- **Written exercise**: Change every "legend-swatch" to "legend-marker" in the records below, keeping everything else the same, and reproduce them without the pictures.

- **Data excerpts**:
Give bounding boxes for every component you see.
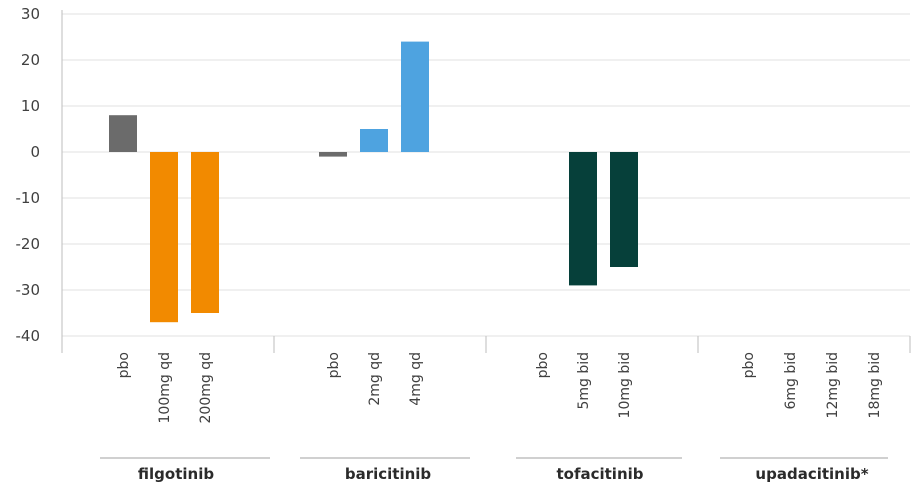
group-label: filgotinib — [138, 465, 214, 483]
bar-baricitinib-1 — [360, 129, 388, 152]
group-label: tofacitinib — [556, 465, 643, 483]
y-tick-label: -40 — [16, 327, 41, 345]
x-tick-label: 4mg qd — [408, 352, 424, 406]
x-tick-label: pbo — [116, 352, 132, 378]
y-tick-label: 20 — [21, 51, 40, 69]
axis-layer: 30 20 10 0 -10 -20 -30 -40 — [16, 5, 911, 353]
bar-filgotinib-1 — [150, 152, 178, 323]
y-tick-label: -10 — [16, 189, 41, 207]
bar-filgotinib-2 — [191, 152, 219, 313]
x-tick-label: pbo — [741, 352, 757, 378]
x-tick-label: 200mg qd — [198, 352, 214, 423]
bar-baricitinib-0 — [319, 152, 347, 157]
y-tick-label: -30 — [16, 281, 41, 299]
grid-layer — [62, 13, 910, 337]
group-label: upadacitinib* — [755, 465, 868, 483]
y-tick-label: 30 — [21, 5, 40, 23]
y-tick-label: 0 — [30, 143, 40, 161]
bar-tofacitinib-2 — [610, 152, 638, 267]
bar-filgotinib-0 — [109, 115, 137, 152]
x-tick-label: 100mg qd — [157, 352, 173, 423]
x-tick-label: 10mg bid — [617, 352, 633, 418]
group-label: baricitinib — [345, 465, 432, 483]
y-tick-label: 10 — [21, 97, 40, 115]
x-tick-label: 2mg qd — [367, 352, 383, 406]
x-tick-label: 12mg bid — [825, 352, 841, 418]
x-tick-label: pbo — [535, 352, 551, 378]
bar-baricitinib-2 — [401, 41, 429, 152]
x-tick-label: 5mg bid — [576, 352, 592, 410]
bar-tofacitinib-1 — [569, 152, 597, 286]
bar-layer — [109, 41, 638, 323]
label-layer: pbo 100mg qd 200mg qd filgotinib pbo 2mg qd 4m… — [100, 352, 888, 483]
x-tick-label: 18mg bid — [867, 352, 883, 418]
x-tick-label: 6mg bid — [783, 352, 799, 410]
y-tick-label: -20 — [16, 235, 41, 253]
x-tick-label: pbo — [326, 352, 342, 378]
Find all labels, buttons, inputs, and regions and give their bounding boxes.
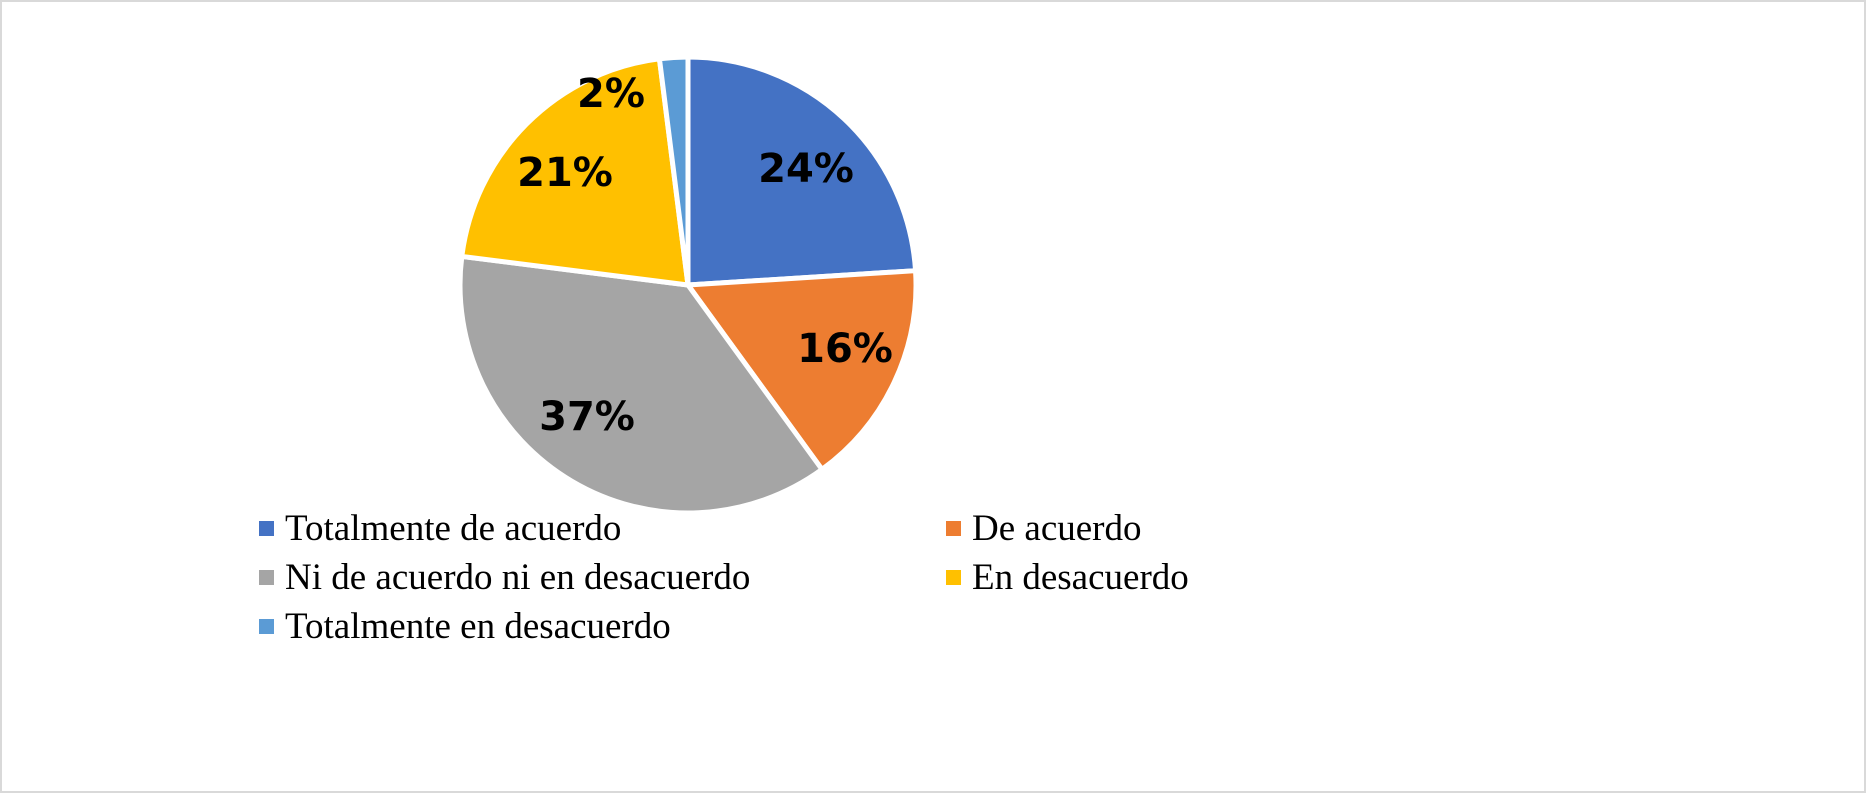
data-label-totalmente-en-desacuerdo: 2% (577, 71, 645, 117)
legend-item-totalmente-en-desacuerdo: Totalmente en desacuerdo (259, 604, 671, 648)
legend-item-en-desacuerdo: En desacuerdo (946, 555, 1189, 599)
legend-label: Ni de acuerdo ni en desacuerdo (285, 556, 751, 598)
legend-swatch (259, 618, 274, 634)
pie-slice-totalmente-en-desacuerdo (656, 54, 691, 288)
pie-data-labels: 24% 16% 37% 21% 2% (517, 71, 893, 440)
pie-slices (457, 54, 919, 516)
legend-swatch (946, 520, 961, 536)
data-label-de-acuerdo: 16% (797, 326, 893, 372)
legend-label: En desacuerdo (972, 556, 1189, 598)
legend-item-de-acuerdo: De acuerdo (946, 506, 1141, 550)
pie-slice-de-acuerdo (685, 268, 919, 472)
legend-label: Totalmente de acuerdo (285, 507, 622, 549)
legend-swatch (259, 520, 274, 536)
legend-swatch (946, 569, 961, 585)
pie-slice-en-desacuerdo (459, 56, 691, 288)
data-label-ni-de-acuerdo-ni-en-desacuerdo: 37% (539, 394, 635, 440)
legend-swatch (259, 569, 274, 585)
pie-slice-totalmente-de-acuerdo (685, 54, 919, 288)
legend-label: Totalmente en desacuerdo (285, 605, 671, 647)
data-label-en-desacuerdo: 21% (517, 150, 613, 196)
legend-label: De acuerdo (972, 507, 1142, 549)
pie-slice-ni-de-acuerdo-ni-en-desacuerdo (457, 253, 825, 516)
legend-item-totalmente-de-acuerdo: Totalmente de acuerdo (259, 506, 621, 550)
data-label-totalmente-de-acuerdo: 24% (758, 146, 854, 192)
legend-item-ni-de-acuerdo-ni-en-desacuerdo: Ni de acuerdo ni en desacuerdo (259, 555, 750, 599)
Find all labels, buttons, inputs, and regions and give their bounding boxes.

- **Result for this task**:
Give bounding boxes for every component you see.
group-label: filgotinib — [138, 465, 214, 483]
bar-baricitinib-1 — [360, 129, 388, 152]
group-label: tofacitinib — [556, 465, 643, 483]
y-tick-label: -40 — [16, 327, 41, 345]
x-tick-label: 4mg qd — [408, 352, 424, 406]
x-tick-label: pbo — [116, 352, 132, 378]
y-tick-label: 20 — [21, 51, 40, 69]
axis-layer: 30 20 10 0 -10 -20 -30 -40 — [16, 5, 911, 353]
bar-filgotinib-1 — [150, 152, 178, 323]
y-tick-label: -10 — [16, 189, 41, 207]
bar-filgotinib-2 — [191, 152, 219, 313]
x-tick-label: pbo — [741, 352, 757, 378]
x-tick-label: 200mg qd — [198, 352, 214, 423]
bar-baricitinib-0 — [319, 152, 347, 157]
y-tick-label: -30 — [16, 281, 41, 299]
grid-layer — [62, 13, 910, 337]
group-label: upadacitinib* — [755, 465, 868, 483]
y-tick-label: 30 — [21, 5, 40, 23]
y-tick-label: 0 — [30, 143, 40, 161]
bar-tofacitinib-2 — [610, 152, 638, 267]
bar-filgotinib-0 — [109, 115, 137, 152]
x-tick-label: 100mg qd — [157, 352, 173, 423]
x-tick-label: 10mg bid — [617, 352, 633, 418]
group-label: baricitinib — [345, 465, 432, 483]
y-tick-label: 10 — [21, 97, 40, 115]
x-tick-label: 2mg qd — [367, 352, 383, 406]
x-tick-label: 12mg bid — [825, 352, 841, 418]
x-tick-label: pbo — [535, 352, 551, 378]
bar-baricitinib-2 — [401, 41, 429, 152]
x-tick-label: 5mg bid — [576, 352, 592, 410]
bar-tofacitinib-1 — [569, 152, 597, 286]
bar-layer — [109, 41, 638, 323]
label-layer: pbo 100mg qd 200mg qd filgotinib pbo 2mg qd 4m… — [100, 352, 888, 483]
x-tick-label: 18mg bid — [867, 352, 883, 418]
x-tick-label: 6mg bid — [783, 352, 799, 410]
y-tick-label: -20 — [16, 235, 41, 253]
x-tick-label: pbo — [326, 352, 342, 378]
Find all labels, buttons, inputs, and regions and give their bounding boxes.
data-label-totalmente-en-desacuerdo: 2% (577, 71, 645, 117)
legend-item-totalmente-en-desacuerdo: Totalmente en desacuerdo (259, 604, 671, 648)
legend-item-en-desacuerdo: En desacuerdo (946, 555, 1189, 599)
legend-label: Ni de acuerdo ni en desacuerdo (285, 556, 751, 598)
legend-marker (259, 618, 274, 634)
pie-slice-totalmente-en-desacuerdo (656, 54, 691, 288)
pie-data-labels: 24% 16% 37% 21% 2% (517, 71, 893, 440)
pie-slices (457, 54, 919, 516)
legend-marker (946, 520, 961, 536)
data-label-de-acuerdo: 16% (797, 326, 893, 372)
legend-label: En desacuerdo (972, 556, 1189, 598)
legend-item-de-acuerdo: De acuerdo (946, 506, 1141, 550)
pie-slice-de-acuerdo (685, 268, 919, 472)
legend-label: Totalmente de acuerdo (285, 507, 622, 549)
legend-marker (259, 520, 274, 536)
legend-marker (946, 569, 961, 585)
pie-slice-en-desacuerdo (459, 56, 691, 288)
data-label-ni-de-acuerdo-ni-en-desacuerdo: 37% (539, 394, 635, 440)
legend-marker (259, 569, 274, 585)
pie-slice-totalmente-de-acuerdo (685, 54, 919, 288)
legend-label: Totalmente en desacuerdo (285, 605, 671, 647)
data-label-en-desacuerdo: 21% (517, 150, 613, 196)
legend-label: De acuerdo (972, 507, 1142, 549)
pie-slice-ni-de-acuerdo-ni-en-desacuerdo (457, 253, 825, 516)
legend-item-totalmente-de-acuerdo: Totalmente de acuerdo (259, 506, 621, 550)
data-label-totalmente-de-acuerdo: 24% (758, 146, 854, 192)
legend-item-ni-de-acuerdo-ni-en-desacuerdo: Ni de acuerdo ni en desacuerdo (259, 555, 750, 599)
Find all labels, buttons, inputs, and regions and give their bounding boxes.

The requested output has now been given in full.